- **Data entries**
☆ ☆ ☆ ☆ ☆
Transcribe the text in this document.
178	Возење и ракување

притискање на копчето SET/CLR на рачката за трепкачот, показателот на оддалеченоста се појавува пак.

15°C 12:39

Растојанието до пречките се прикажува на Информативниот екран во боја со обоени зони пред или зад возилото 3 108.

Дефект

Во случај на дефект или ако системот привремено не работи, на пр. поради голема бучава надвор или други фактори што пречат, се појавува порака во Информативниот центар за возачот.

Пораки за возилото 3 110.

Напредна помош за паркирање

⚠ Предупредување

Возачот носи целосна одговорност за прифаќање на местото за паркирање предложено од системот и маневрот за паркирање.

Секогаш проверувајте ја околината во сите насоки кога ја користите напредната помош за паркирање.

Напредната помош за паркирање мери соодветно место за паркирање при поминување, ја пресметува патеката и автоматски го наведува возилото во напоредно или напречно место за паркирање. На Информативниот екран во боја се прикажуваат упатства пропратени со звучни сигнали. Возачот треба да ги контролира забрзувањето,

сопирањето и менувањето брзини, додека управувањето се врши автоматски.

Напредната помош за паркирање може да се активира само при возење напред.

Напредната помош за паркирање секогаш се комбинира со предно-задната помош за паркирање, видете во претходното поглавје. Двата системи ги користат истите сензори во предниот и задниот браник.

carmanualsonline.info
☆ ☆ ☆ ☆ ☆
- **The exercise**
From the records above, how many lines include the word "екран"? Only the number is wanted.

- **Exercise solution**
2